■ Records for the task

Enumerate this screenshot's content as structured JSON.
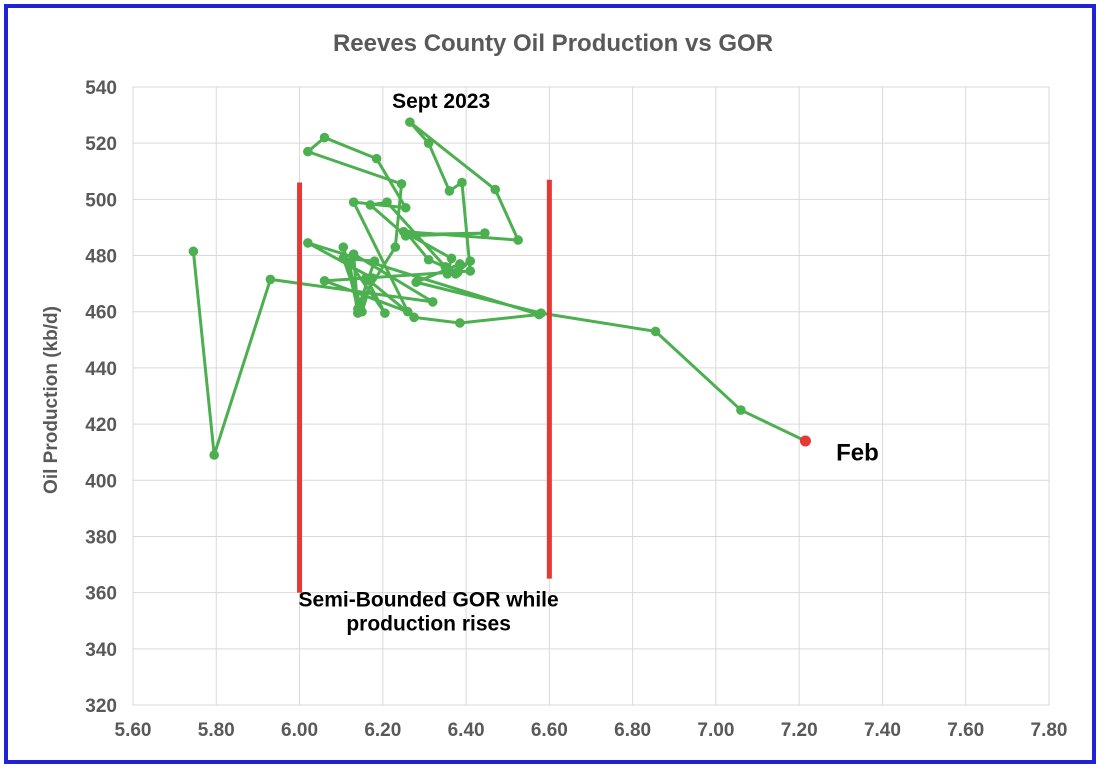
{
  "chart_data": {
    "type": "scatter",
    "title": "Reeves County Oil Production vs GOR",
    "xlabel": "",
    "ylabel": "Oil Production (kb/d)",
    "xlim": [
      5.6,
      7.8
    ],
    "ylim": [
      320,
      540
    ],
    "x_ticks": [
      "5.60",
      "5.80",
      "6.00",
      "6.20",
      "6.40",
      "6.60",
      "6.80",
      "7.00",
      "7.20",
      "7.40",
      "7.60",
      "7.80"
    ],
    "y_ticks": [
      "320",
      "340",
      "360",
      "380",
      "400",
      "420",
      "440",
      "460",
      "480",
      "500",
      "520",
      "540"
    ],
    "grid": true,
    "series": [
      {
        "color": "#4caf50",
        "points": [
          [
            5.745,
            481.5
          ],
          [
            5.795,
            409
          ],
          [
            5.93,
            471.5
          ],
          [
            6.32,
            463.5
          ],
          [
            6.13,
            480.5
          ],
          [
            6.14,
            459.5
          ],
          [
            6.12,
            477.5
          ],
          [
            6.205,
            459.5
          ],
          [
            6.16,
            472
          ],
          [
            6.275,
            458
          ],
          [
            6.385,
            456
          ],
          [
            6.575,
            459
          ],
          [
            6.02,
            484.5
          ],
          [
            6.175,
            472
          ],
          [
            6.15,
            460
          ],
          [
            6.105,
            479
          ],
          [
            6.18,
            478
          ],
          [
            6.14,
            461
          ],
          [
            6.105,
            483
          ],
          [
            6.145,
            463
          ],
          [
            6.23,
            483
          ],
          [
            6.245,
            505.5
          ],
          [
            6.02,
            517
          ],
          [
            6.06,
            522
          ],
          [
            6.185,
            514.5
          ],
          [
            6.255,
            497
          ],
          [
            6.13,
            499
          ],
          [
            6.26,
            460
          ],
          [
            6.06,
            471
          ],
          [
            6.41,
            474.5
          ],
          [
            6.39,
            506
          ],
          [
            6.36,
            503
          ],
          [
            6.31,
            520
          ],
          [
            6.265,
            527.5
          ],
          [
            6.47,
            503.5
          ],
          [
            6.525,
            485.5
          ],
          [
            6.25,
            488.5
          ],
          [
            6.365,
            479
          ],
          [
            6.355,
            473.5
          ],
          [
            6.41,
            478
          ],
          [
            6.375,
            473.5
          ],
          [
            6.35,
            476
          ],
          [
            6.21,
            499
          ],
          [
            6.17,
            498
          ],
          [
            6.255,
            487
          ],
          [
            6.445,
            488
          ],
          [
            6.26,
            487.5
          ],
          [
            6.31,
            478.5
          ],
          [
            6.38,
            474
          ],
          [
            6.385,
            477
          ],
          [
            6.28,
            470.5
          ],
          [
            6.58,
            459.5
          ],
          [
            6.855,
            453
          ],
          [
            7.06,
            425
          ],
          [
            7.215,
            414
          ]
        ]
      }
    ],
    "highlight_point": {
      "x": 7.215,
      "y": 414,
      "color": "#e53935"
    },
    "vertical_lines": [
      {
        "x": 6.0,
        "y_from": 360,
        "y_to": 506,
        "color": "#e53935"
      },
      {
        "x": 6.6,
        "y_from": 365,
        "y_to": 507,
        "color": "#e53935"
      }
    ],
    "annotations": [
      {
        "text": "Sept 2023",
        "x": 6.34,
        "y": 532.5
      },
      {
        "text": "Feb",
        "x": 7.34,
        "y": 407
      },
      {
        "text": "Semi-Bounded GOR while",
        "x": 6.31,
        "y": 355
      },
      {
        "text": "production rises",
        "x": 6.31,
        "y": 346.5
      }
    ]
  }
}
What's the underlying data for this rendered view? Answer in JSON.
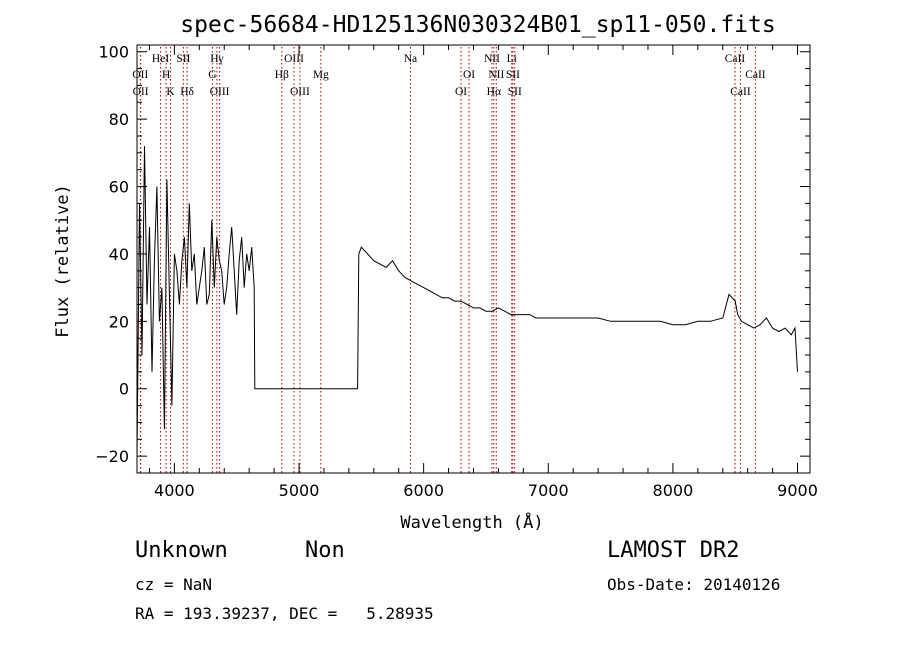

■ Exercise
Leave out the pictures and copy every record above exactly.

■ Response to the task
Enumerate this screenshot's content as structured JSON.
{
  "chart_data": {
    "type": "scatter",
    "title": "Reeves County Oil Production vs GOR",
    "xlabel": "",
    "ylabel": "Oil Production (kb/d)",
    "xlim": [
      5.6,
      7.8
    ],
    "ylim": [
      320,
      540
    ],
    "x_ticks": [
      "5.60",
      "5.80",
      "6.00",
      "6.20",
      "6.40",
      "6.60",
      "6.80",
      "7.00",
      "7.20",
      "7.40",
      "7.60",
      "7.80"
    ],
    "y_ticks": [
      "320",
      "340",
      "360",
      "380",
      "400",
      "420",
      "440",
      "460",
      "480",
      "500",
      "520",
      "540"
    ],
    "grid": true,
    "series": [
      {
        "color": "#4caf50",
        "points": [
          [
            5.745,
            481.5
          ],
          [
            5.795,
            409
          ],
          [
            5.93,
            471.5
          ],
          [
            6.32,
            463.5
          ],
          [
            6.13,
            480.5
          ],
          [
            6.14,
            459.5
          ],
          [
            6.12,
            477.5
          ],
          [
            6.205,
            459.5
          ],
          [
            6.16,
            472
          ],
          [
            6.275,
            458
          ],
          [
            6.385,
            456
          ],
          [
            6.575,
            459
          ],
          [
            6.02,
            484.5
          ],
          [
            6.175,
            472
          ],
          [
            6.15,
            460
          ],
          [
            6.105,
            479
          ],
          [
            6.18,
            478
          ],
          [
            6.14,
            461
          ],
          [
            6.105,
            483
          ],
          [
            6.145,
            463
          ],
          [
            6.23,
            483
          ],
          [
            6.245,
            505.5
          ],
          [
            6.02,
            517
          ],
          [
            6.06,
            522
          ],
          [
            6.185,
            514.5
          ],
          [
            6.255,
            497
          ],
          [
            6.13,
            499
          ],
          [
            6.26,
            460
          ],
          [
            6.06,
            471
          ],
          [
            6.41,
            474.5
          ],
          [
            6.39,
            506
          ],
          [
            6.36,
            503
          ],
          [
            6.31,
            520
          ],
          [
            6.265,
            527.5
          ],
          [
            6.47,
            503.5
          ],
          [
            6.525,
            485.5
          ],
          [
            6.25,
            488.5
          ],
          [
            6.365,
            479
          ],
          [
            6.355,
            473.5
          ],
          [
            6.41,
            478
          ],
          [
            6.375,
            473.5
          ],
          [
            6.35,
            476
          ],
          [
            6.21,
            499
          ],
          [
            6.17,
            498
          ],
          [
            6.255,
            487
          ],
          [
            6.445,
            488
          ],
          [
            6.26,
            487.5
          ],
          [
            6.31,
            478.5
          ],
          [
            6.38,
            474
          ],
          [
            6.385,
            477
          ],
          [
            6.28,
            470.5
          ],
          [
            6.58,
            459.5
          ],
          [
            6.855,
            453
          ],
          [
            7.06,
            425
          ],
          [
            7.215,
            414
          ]
        ]
      }
    ],
    "highlight_point": {
      "x": 7.215,
      "y": 414,
      "color": "#e53935"
    },
    "vertical_lines": [
      {
        "x": 6.0,
        "y_from": 360,
        "y_to": 506,
        "color": "#e53935"
      },
      {
        "x": 6.6,
        "y_from": 365,
        "y_to": 507,
        "color": "#e53935"
      }
    ],
    "annotations": [
      {
        "text": "Sept 2023",
        "x": 6.34,
        "y": 532.5
      },
      {
        "text": "Feb",
        "x": 7.34,
        "y": 407
      },
      {
        "text": "Semi-Bounded GOR while",
        "x": 6.31,
        "y": 355
      },
      {
        "text": "production rises",
        "x": 6.31,
        "y": 346.5
      }
    ]
  }
}
What's the underlying data for this rendered view? Answer in JSON.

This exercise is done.